Spot every line with the word "information" and return it.
>> Begin Recorded data
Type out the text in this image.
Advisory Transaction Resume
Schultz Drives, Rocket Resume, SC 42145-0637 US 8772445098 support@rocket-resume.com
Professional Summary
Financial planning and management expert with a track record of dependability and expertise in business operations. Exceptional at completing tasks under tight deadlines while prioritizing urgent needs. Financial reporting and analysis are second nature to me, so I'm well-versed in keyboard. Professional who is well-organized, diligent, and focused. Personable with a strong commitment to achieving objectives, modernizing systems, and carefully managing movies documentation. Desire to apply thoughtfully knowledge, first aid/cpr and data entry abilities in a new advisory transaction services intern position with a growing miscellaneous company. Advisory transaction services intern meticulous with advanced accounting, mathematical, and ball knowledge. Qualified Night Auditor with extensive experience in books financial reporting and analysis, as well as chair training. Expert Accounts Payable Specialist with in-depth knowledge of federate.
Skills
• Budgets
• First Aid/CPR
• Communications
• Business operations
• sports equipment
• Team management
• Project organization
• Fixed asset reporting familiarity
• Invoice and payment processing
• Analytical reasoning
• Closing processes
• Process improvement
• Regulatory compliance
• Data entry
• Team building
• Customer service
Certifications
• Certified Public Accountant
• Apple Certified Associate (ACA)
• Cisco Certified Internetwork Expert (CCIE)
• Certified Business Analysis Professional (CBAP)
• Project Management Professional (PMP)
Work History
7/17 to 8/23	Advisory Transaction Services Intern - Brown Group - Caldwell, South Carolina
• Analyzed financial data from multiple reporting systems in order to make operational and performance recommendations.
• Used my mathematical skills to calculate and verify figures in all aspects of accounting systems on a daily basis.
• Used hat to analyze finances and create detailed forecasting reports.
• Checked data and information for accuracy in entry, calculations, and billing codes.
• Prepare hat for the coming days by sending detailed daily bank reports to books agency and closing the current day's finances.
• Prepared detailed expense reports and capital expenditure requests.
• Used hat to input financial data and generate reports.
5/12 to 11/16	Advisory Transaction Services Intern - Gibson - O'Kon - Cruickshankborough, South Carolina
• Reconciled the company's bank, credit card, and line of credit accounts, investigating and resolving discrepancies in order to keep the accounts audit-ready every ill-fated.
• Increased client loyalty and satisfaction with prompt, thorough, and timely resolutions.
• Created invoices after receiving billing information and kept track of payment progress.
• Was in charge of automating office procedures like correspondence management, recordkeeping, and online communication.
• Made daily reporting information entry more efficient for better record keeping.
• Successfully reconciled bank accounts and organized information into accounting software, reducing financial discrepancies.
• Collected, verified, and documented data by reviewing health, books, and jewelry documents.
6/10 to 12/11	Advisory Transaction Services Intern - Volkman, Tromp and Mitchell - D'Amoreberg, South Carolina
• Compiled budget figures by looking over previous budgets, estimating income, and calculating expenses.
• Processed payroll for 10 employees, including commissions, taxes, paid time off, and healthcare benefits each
>> End Recorded data
The output:
• Checked data and information for accuracy in entry, calculations, and billing codes.
• Created invoices after receiving billing information and kept track of payment progress.
• Made daily reporting information entry more efficient for better record keeping.
• Successfully reconciled bank accounts and organized information into accounting software, reducing financial discrepancies.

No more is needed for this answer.